--- START OF Source material ---

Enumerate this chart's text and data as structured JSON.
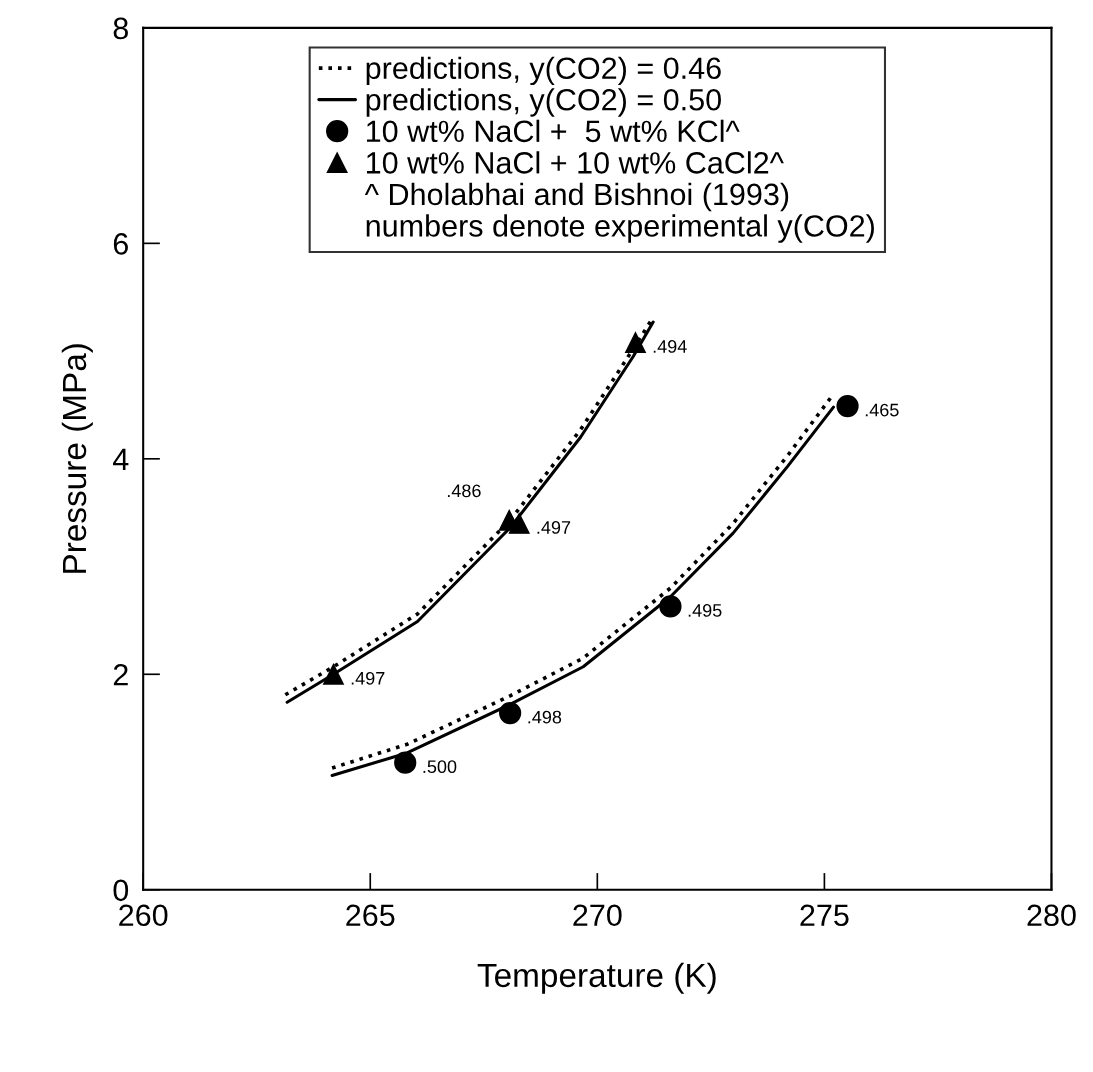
{
  "chart_data": {
    "type": "line",
    "xlabel": "Temperature (K)",
    "ylabel": "Pressure (MPa)",
    "xlim": [
      260,
      280
    ],
    "xticks": [
      260,
      265,
      270,
      275,
      280
    ],
    "ylim": [
      0,
      8
    ],
    "yticks": [
      0,
      2,
      4,
      6,
      8
    ],
    "grid": false,
    "legend": "top",
    "series": [
      {
        "name": "predictions, y(CO2) = 0.46",
        "color": "#000000",
        "line_style": "dotted",
        "marker": "none",
        "x": [
          264.16,
          265.81,
          268.08,
          269.69,
          271.61,
          272.99,
          274.19,
          275.18
        ],
        "values": [
          1.13,
          1.35,
          1.8,
          2.15,
          2.8,
          3.4,
          4.03,
          4.59
        ]
      },
      {
        "name": "predictions, y(CO2) = 0.50",
        "color": "#000000",
        "line_style": "solid",
        "marker": "none",
        "x": [
          264.16,
          265.81,
          268.08,
          269.69,
          271.61,
          272.99,
          274.19,
          275.2
        ],
        "values": [
          1.06,
          1.27,
          1.72,
          2.07,
          2.72,
          3.31,
          3.93,
          4.48
        ]
      },
      {
        "color": "#000000",
        "line_style": "dotted",
        "marker": "none",
        "x": [
          263.13,
          264.19,
          266.04,
          268.08,
          269.63,
          270.79,
          271.21
        ],
        "values": [
          1.81,
          2.07,
          2.56,
          3.43,
          4.27,
          5.02,
          5.3
        ]
      },
      {
        "color": "#000000",
        "line_style": "solid",
        "marker": "none",
        "x": [
          263.17,
          264.19,
          266.04,
          268.08,
          269.63,
          270.79,
          271.23
        ],
        "values": [
          1.74,
          2.0,
          2.49,
          3.36,
          4.2,
          4.95,
          5.27
        ]
      },
      {
        "name": "10 wt% NaCl +  5 wt% KCl^",
        "color": "#000000",
        "type": "scatter",
        "marker": "circle",
        "x": [
          265.77,
          268.08,
          271.61,
          275.51
        ],
        "values": [
          1.18,
          1.64,
          2.63,
          4.49
        ]
      },
      {
        "name": "10 wt% NaCl + 10 wt% CaCl2^",
        "color": "#000000",
        "type": "scatter",
        "marker": "triangle",
        "x": [
          264.19,
          268.06,
          268.28,
          270.84
        ],
        "values": [
          2.0,
          3.43,
          3.4,
          5.08
        ]
      }
    ],
    "annotations": [
      "^ Dholabhai and Bishnoi (1993)",
      "numbers denote experimental y(CO2)",
      {
        "text": ".500",
        "x": 265.77,
        "y": 1.18
      },
      {
        "text": ".498",
        "x": 268.08,
        "y": 1.64
      },
      {
        "text": ".495",
        "x": 271.61,
        "y": 2.63
      },
      {
        "text": ".465",
        "x": 275.51,
        "y": 4.49
      },
      {
        "text": ".497",
        "x": 264.19,
        "y": 2.0
      },
      {
        "text": ".486",
        "x": 268.06,
        "y": 3.43
      },
      {
        "text": ".497",
        "x": 268.28,
        "y": 3.4
      },
      {
        "text": ".494",
        "x": 270.84,
        "y": 5.08
      }
    ]
  }
}
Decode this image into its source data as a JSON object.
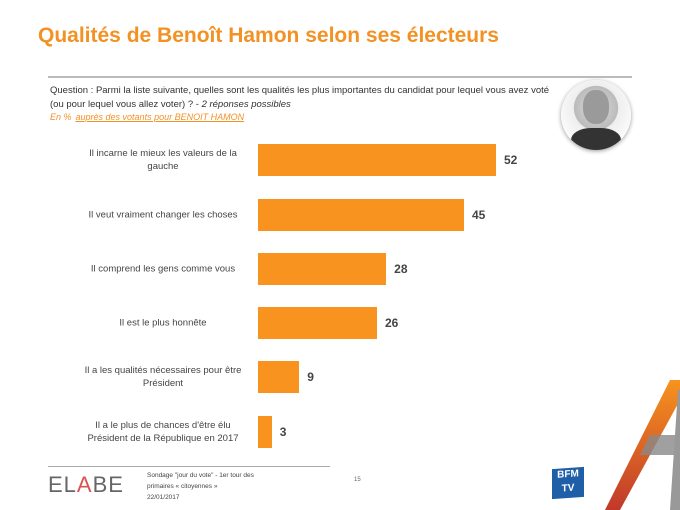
{
  "title": "Qualités de Benoît Hamon selon ses électeurs",
  "question": {
    "text": "Question : Parmi la liste suivante, quelles sont les qualités les plus importantes du candidat pour lequel vous avez voté (ou pour lequel vous allez voter) ? - ",
    "note": "2 réponses possibles"
  },
  "basis": {
    "unit": "En %",
    "population": "auprès des votants pour BENOIT HAMON"
  },
  "chart_data": {
    "type": "bar",
    "orientation": "horizontal",
    "title": "Qualités de Benoît Hamon selon ses électeurs",
    "xlabel": "",
    "ylabel": "",
    "unit": "%",
    "categories": [
      "Il incarne le mieux les valeurs de la gauche",
      "Il veut vraiment changer les choses",
      "Il comprend les gens comme vous",
      "Il est le plus honnête",
      "Il a les qualités nécessaires pour être Président",
      "Il a le plus de chances d'être élu Président de la République en 2017"
    ],
    "values": [
      52,
      45,
      28,
      26,
      9,
      3
    ],
    "xlim": [
      0,
      52
    ],
    "bar_color": "#F7931E"
  },
  "footer": {
    "logo": "ELABE",
    "source_line1": "Sondage \"jour du vote\" - 1er tour des",
    "source_line2": "primaires « citoyennes »",
    "date": "22/01/2017",
    "page": "15",
    "partner_logo": "BFM TV"
  }
}
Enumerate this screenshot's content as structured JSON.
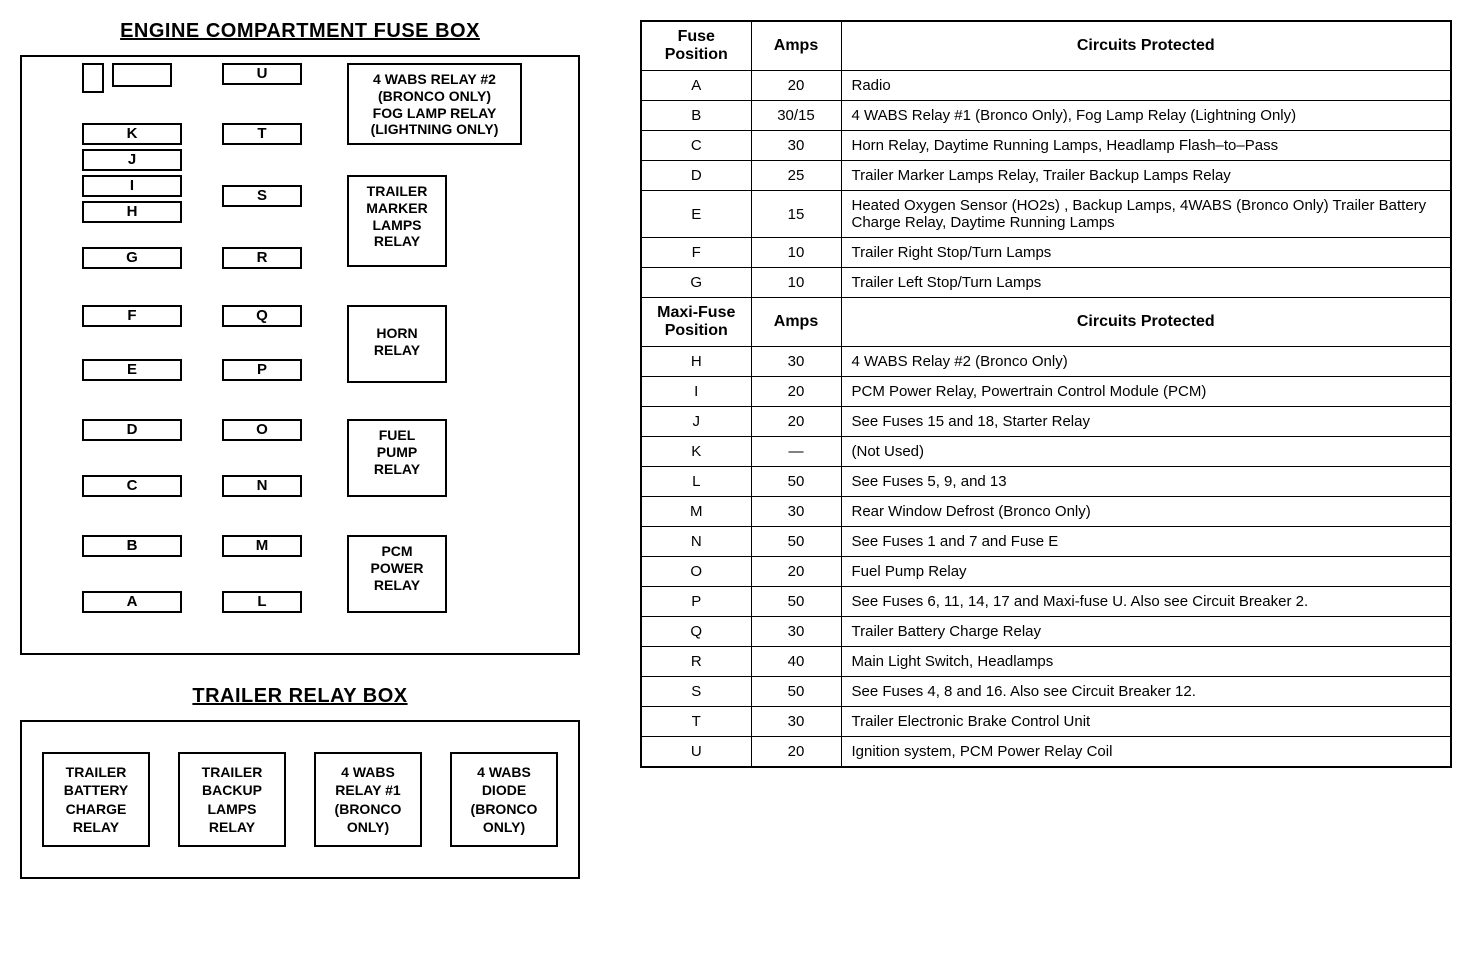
{
  "engine_box": {
    "title": "ENGINE COMPARTMENT FUSE BOX",
    "col1_top_blank1": "",
    "col1_top_blank2": "",
    "slots_col1": [
      "K",
      "J",
      "I",
      "H",
      "G",
      "F",
      "E",
      "D",
      "C",
      "B",
      "A"
    ],
    "slots_col2": [
      "U",
      "T",
      "S",
      "R",
      "Q",
      "P",
      "O",
      "N",
      "M",
      "L"
    ],
    "relay1": "4 WABS RELAY #2\n(BRONCO ONLY)\nFOG LAMP RELAY\n(LIGHTNING ONLY)",
    "relay2": "TRAILER\nMARKER\nLAMPS\nRELAY",
    "relay3": "HORN\nRELAY",
    "relay4": "FUEL\nPUMP\nRELAY",
    "relay5": "PCM\nPOWER\nRELAY"
  },
  "trailer_box": {
    "title": "TRAILER RELAY BOX",
    "items": [
      "TRAILER\nBATTERY\nCHARGE\nRELAY",
      "TRAILER\nBACKUP\nLAMPS\nRELAY",
      "4 WABS\nRELAY #1\n(BRONCO\nONLY)",
      "4 WABS\nDIODE\n(BRONCO\nONLY)"
    ]
  },
  "table": {
    "header1": {
      "c1": "Fuse\nPosition",
      "c2": "Amps",
      "c3": "Circuits Protected"
    },
    "header2": {
      "c1": "Maxi-Fuse\nPosition",
      "c2": "Amps",
      "c3": "Circuits Protected"
    },
    "rows1": [
      {
        "pos": "A",
        "amps": "20",
        "circ": "Radio"
      },
      {
        "pos": "B",
        "amps": "30/15",
        "circ": "4 WABS Relay #1 (Bronco Only), Fog Lamp Relay (Lightning Only)"
      },
      {
        "pos": "C",
        "amps": "30",
        "circ": "Horn Relay, Daytime Running Lamps, Headlamp Flash–to–Pass"
      },
      {
        "pos": "D",
        "amps": "25",
        "circ": "Trailer Marker Lamps Relay, Trailer Backup Lamps Relay"
      },
      {
        "pos": "E",
        "amps": "15",
        "circ": "Heated Oxygen Sensor (HO2s) , Backup Lamps, 4WABS (Bronco Only) Trailer Battery Charge Relay, Daytime Running Lamps"
      },
      {
        "pos": "F",
        "amps": "10",
        "circ": "Trailer Right Stop/Turn Lamps"
      },
      {
        "pos": "G",
        "amps": "10",
        "circ": "Trailer Left Stop/Turn Lamps"
      }
    ],
    "rows2": [
      {
        "pos": "H",
        "amps": "30",
        "circ": "4 WABS Relay #2 (Bronco Only)"
      },
      {
        "pos": "I",
        "amps": "20",
        "circ": "PCM Power Relay, Powertrain Control Module (PCM)"
      },
      {
        "pos": "J",
        "amps": "20",
        "circ": "See Fuses 15 and 18, Starter Relay"
      },
      {
        "pos": "K",
        "amps": "—",
        "circ": "(Not Used)"
      },
      {
        "pos": "L",
        "amps": "50",
        "circ": "See Fuses 5, 9, and 13"
      },
      {
        "pos": "M",
        "amps": "30",
        "circ": "Rear Window Defrost (Bronco Only)"
      },
      {
        "pos": "N",
        "amps": "50",
        "circ": "See Fuses 1 and 7 and Fuse E"
      },
      {
        "pos": "O",
        "amps": "20",
        "circ": "Fuel Pump Relay"
      },
      {
        "pos": "P",
        "amps": "50",
        "circ": "See Fuses 6, 11, 14, 17 and Maxi-fuse U. Also see Circuit Breaker 2."
      },
      {
        "pos": "Q",
        "amps": "30",
        "circ": "Trailer Battery Charge Relay"
      },
      {
        "pos": "R",
        "amps": "40",
        "circ": "Main Light Switch, Headlamps"
      },
      {
        "pos": "S",
        "amps": "50",
        "circ": "See Fuses 4, 8 and 16. Also see Circuit Breaker 12."
      },
      {
        "pos": "T",
        "amps": "30",
        "circ": "Trailer Electronic Brake Control Unit"
      },
      {
        "pos": "U",
        "amps": "20",
        "circ": "Ignition system, PCM Power Relay Coil"
      }
    ]
  }
}
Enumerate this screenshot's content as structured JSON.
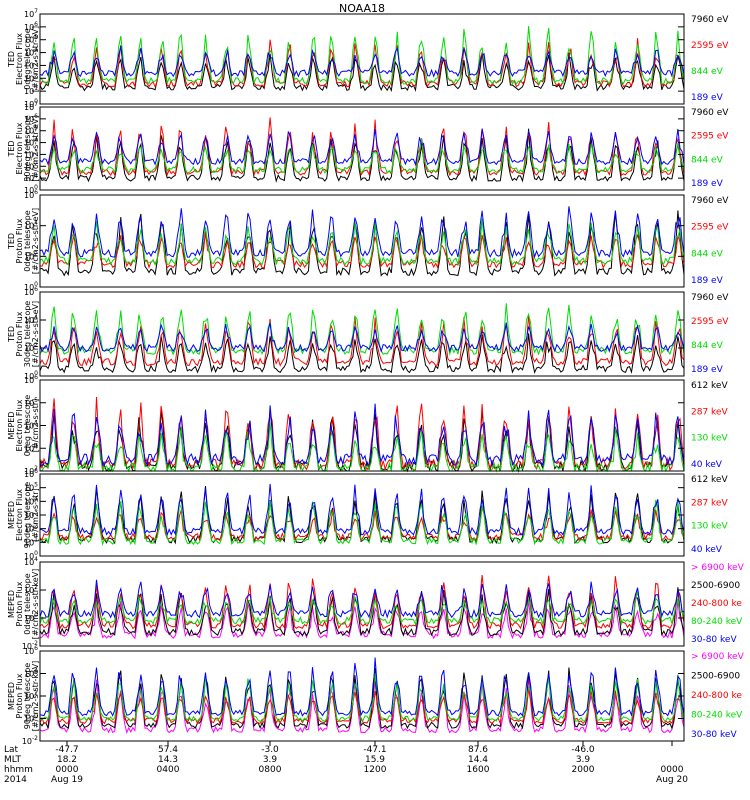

--- END OF Source material ---

● Stated exercise: Count how many lines of the material hold the string "Président". Give the number and nothing more.

● Exercise response: 2